(A run of records)
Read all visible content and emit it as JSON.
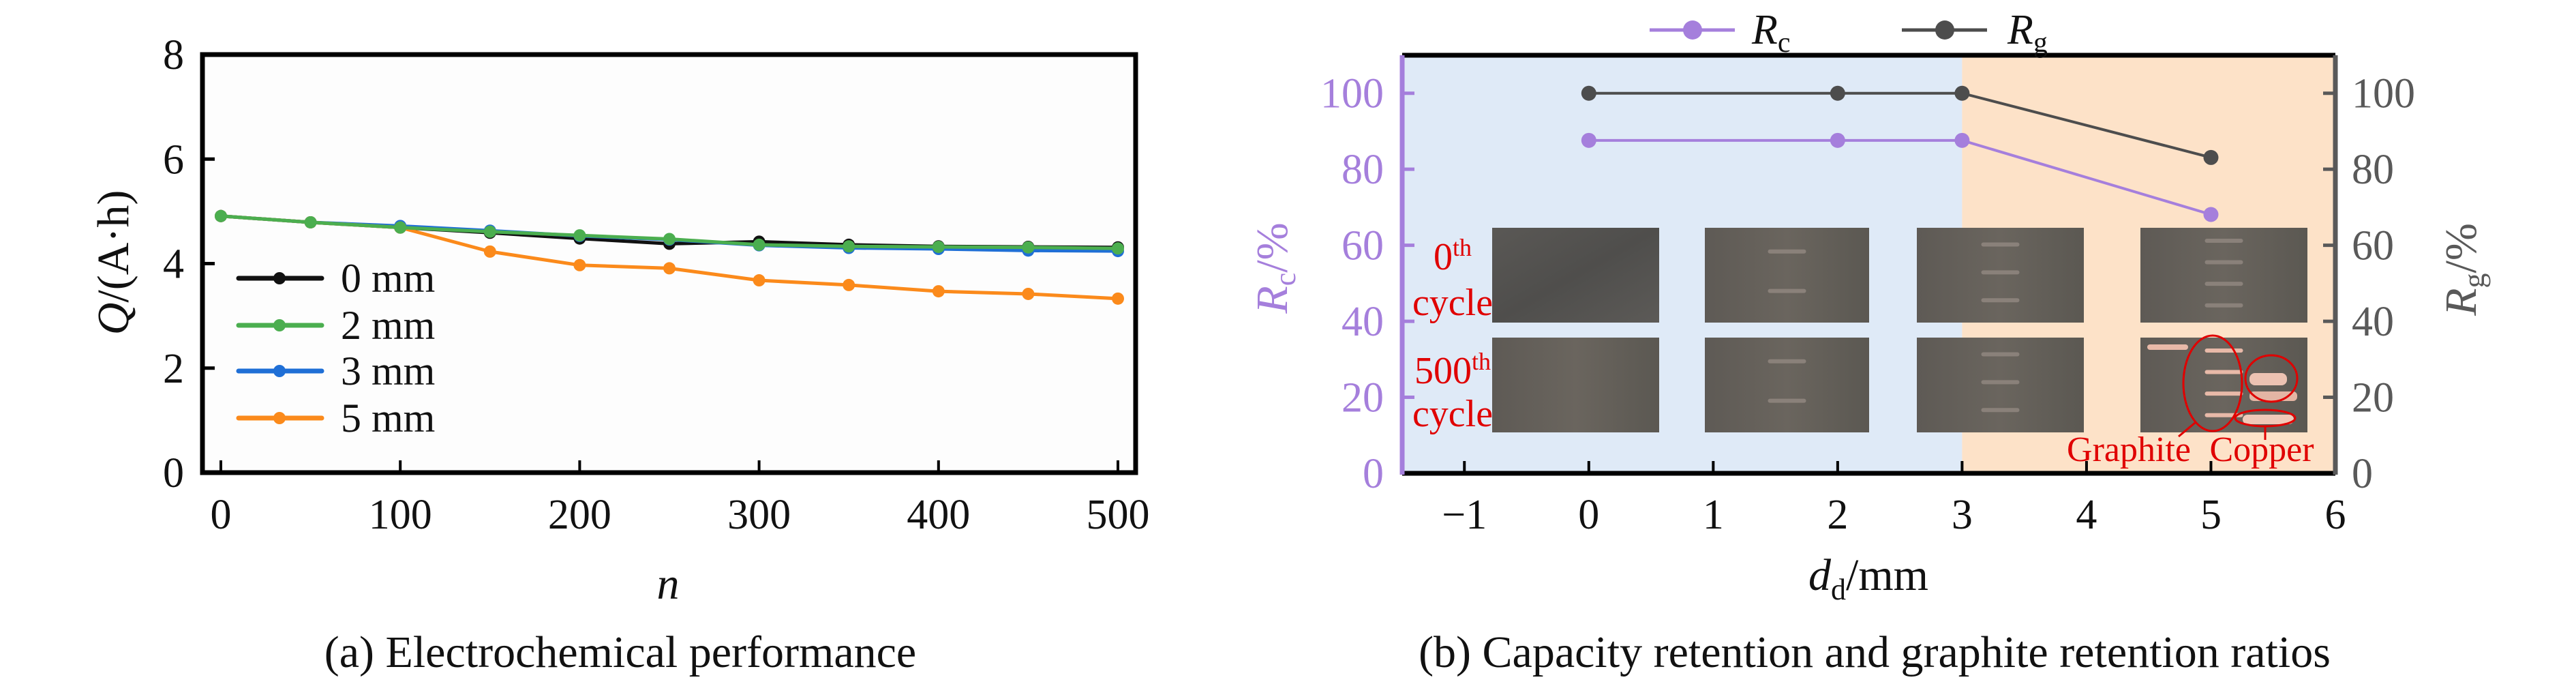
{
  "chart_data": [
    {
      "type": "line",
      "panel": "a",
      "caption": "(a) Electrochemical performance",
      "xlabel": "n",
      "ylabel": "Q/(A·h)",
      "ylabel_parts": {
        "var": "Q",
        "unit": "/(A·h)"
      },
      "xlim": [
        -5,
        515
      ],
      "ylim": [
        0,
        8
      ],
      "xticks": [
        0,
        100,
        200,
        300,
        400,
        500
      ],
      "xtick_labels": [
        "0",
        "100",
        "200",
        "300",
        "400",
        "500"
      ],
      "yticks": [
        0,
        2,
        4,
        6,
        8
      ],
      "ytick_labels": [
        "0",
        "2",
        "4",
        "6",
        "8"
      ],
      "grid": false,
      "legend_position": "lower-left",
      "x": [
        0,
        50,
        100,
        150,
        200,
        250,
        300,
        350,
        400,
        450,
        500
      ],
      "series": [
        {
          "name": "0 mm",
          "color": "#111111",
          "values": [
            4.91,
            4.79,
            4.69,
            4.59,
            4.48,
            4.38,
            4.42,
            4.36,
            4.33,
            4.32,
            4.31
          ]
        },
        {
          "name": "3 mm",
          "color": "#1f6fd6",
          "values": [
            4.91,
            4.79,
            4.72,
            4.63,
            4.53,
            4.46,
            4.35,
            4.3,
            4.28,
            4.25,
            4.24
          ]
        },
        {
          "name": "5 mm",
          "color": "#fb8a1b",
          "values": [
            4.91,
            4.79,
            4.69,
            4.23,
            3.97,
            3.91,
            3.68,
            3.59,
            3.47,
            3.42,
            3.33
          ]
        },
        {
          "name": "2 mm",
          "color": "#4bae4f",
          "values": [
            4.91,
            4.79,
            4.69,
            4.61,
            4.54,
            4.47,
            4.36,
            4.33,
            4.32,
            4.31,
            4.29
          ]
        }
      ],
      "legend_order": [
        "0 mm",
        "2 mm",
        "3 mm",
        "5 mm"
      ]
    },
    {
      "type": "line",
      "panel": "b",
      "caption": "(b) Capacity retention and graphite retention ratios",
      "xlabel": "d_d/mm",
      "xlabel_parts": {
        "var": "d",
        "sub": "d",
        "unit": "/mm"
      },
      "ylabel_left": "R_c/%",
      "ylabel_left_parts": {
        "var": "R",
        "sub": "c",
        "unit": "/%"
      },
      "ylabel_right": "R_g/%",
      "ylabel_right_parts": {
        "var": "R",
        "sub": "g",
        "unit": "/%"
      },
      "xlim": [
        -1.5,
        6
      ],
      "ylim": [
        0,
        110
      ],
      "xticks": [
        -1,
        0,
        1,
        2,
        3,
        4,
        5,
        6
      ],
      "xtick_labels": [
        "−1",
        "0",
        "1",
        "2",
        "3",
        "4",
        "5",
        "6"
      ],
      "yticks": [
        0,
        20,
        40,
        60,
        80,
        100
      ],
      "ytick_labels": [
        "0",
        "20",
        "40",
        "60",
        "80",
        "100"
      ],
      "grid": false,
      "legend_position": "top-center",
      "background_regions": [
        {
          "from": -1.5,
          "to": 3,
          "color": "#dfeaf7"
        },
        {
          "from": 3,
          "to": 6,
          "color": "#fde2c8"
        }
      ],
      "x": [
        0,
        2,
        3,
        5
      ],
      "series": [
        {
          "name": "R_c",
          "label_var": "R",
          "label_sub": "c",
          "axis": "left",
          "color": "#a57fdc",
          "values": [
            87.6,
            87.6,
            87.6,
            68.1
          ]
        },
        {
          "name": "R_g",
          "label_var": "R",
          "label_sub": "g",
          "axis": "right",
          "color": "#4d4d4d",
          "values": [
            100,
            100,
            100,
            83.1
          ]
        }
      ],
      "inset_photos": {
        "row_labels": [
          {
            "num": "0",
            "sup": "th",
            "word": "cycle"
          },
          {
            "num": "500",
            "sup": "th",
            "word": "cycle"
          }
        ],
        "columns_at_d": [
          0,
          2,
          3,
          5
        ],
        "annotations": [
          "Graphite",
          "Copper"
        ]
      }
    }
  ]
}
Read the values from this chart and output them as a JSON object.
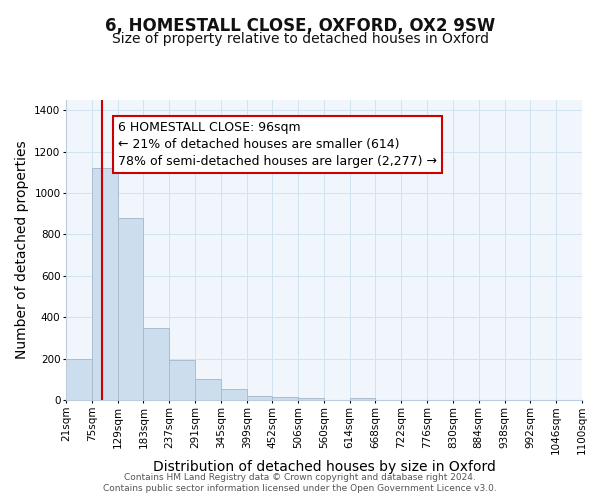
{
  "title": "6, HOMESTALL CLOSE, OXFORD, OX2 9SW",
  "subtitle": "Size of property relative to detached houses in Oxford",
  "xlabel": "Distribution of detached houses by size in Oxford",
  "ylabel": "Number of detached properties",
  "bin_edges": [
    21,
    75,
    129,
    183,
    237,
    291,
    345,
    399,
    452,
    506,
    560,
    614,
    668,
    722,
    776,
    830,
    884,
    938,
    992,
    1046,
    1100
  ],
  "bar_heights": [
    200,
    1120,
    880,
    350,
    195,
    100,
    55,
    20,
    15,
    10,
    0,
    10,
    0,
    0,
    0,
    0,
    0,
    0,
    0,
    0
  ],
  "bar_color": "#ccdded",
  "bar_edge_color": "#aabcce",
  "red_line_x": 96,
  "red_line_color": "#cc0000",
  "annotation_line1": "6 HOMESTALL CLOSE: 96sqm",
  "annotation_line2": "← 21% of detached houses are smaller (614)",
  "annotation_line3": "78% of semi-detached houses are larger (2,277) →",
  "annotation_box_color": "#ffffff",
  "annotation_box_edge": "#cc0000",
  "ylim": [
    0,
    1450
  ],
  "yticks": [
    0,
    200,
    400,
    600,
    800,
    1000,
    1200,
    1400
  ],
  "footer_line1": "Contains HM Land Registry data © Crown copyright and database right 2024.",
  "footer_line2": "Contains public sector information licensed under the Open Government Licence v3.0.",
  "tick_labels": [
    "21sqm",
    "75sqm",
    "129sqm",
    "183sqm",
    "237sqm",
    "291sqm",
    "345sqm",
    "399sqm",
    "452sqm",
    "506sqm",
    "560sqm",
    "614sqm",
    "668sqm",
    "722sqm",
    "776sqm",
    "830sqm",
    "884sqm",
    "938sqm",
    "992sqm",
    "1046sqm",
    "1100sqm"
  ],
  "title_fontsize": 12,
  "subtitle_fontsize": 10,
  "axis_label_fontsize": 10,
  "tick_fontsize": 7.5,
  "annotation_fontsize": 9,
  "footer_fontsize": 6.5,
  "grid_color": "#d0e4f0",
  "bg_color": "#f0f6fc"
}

...

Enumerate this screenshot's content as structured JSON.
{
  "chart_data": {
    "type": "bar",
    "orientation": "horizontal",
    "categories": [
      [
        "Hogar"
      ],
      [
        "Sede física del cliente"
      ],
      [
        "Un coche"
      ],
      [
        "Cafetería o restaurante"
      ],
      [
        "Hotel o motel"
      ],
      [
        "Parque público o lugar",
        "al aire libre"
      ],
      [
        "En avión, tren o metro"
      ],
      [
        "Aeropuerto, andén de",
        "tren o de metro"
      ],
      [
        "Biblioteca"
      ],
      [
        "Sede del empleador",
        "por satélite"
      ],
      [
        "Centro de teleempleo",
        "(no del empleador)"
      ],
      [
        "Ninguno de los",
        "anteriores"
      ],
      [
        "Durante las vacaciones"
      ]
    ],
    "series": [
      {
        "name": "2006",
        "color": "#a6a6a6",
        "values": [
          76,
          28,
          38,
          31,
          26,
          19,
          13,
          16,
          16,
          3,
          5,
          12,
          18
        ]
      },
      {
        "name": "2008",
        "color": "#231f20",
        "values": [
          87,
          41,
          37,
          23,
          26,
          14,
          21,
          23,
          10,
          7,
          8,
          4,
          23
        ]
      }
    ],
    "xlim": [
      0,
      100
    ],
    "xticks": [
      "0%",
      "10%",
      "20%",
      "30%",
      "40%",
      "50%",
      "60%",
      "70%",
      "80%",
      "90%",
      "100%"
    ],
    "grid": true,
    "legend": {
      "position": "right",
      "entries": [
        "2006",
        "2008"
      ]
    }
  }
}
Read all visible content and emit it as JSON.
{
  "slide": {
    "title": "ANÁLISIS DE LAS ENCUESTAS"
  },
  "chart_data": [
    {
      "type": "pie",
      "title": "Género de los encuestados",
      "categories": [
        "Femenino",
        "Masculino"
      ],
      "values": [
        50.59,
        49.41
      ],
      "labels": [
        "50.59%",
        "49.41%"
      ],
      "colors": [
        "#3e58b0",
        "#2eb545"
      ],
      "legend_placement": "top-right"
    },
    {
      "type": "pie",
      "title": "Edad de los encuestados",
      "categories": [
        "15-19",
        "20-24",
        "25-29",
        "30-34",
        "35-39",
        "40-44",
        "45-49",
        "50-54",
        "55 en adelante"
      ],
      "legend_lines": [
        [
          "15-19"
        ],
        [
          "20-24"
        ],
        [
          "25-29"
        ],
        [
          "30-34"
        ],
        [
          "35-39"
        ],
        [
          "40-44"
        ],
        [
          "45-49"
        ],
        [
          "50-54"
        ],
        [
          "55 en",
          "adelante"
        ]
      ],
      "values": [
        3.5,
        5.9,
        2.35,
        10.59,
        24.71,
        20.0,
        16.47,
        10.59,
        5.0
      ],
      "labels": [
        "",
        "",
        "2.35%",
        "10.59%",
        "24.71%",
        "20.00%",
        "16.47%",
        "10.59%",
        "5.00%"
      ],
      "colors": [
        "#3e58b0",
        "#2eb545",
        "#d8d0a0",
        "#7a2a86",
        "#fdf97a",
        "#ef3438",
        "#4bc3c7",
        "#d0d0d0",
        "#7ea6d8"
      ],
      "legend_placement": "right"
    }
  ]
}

TASK BRIEF: Which lines include "HOMESTALL"? Copy each of them out.

ANSWER TO THIS TASK:
  "title": "6, HOMESTALL CLOSE, OXFORD, OX2 9SW",
  "annotation_line1": "6 HOMESTALL CLOSE: 96sqm",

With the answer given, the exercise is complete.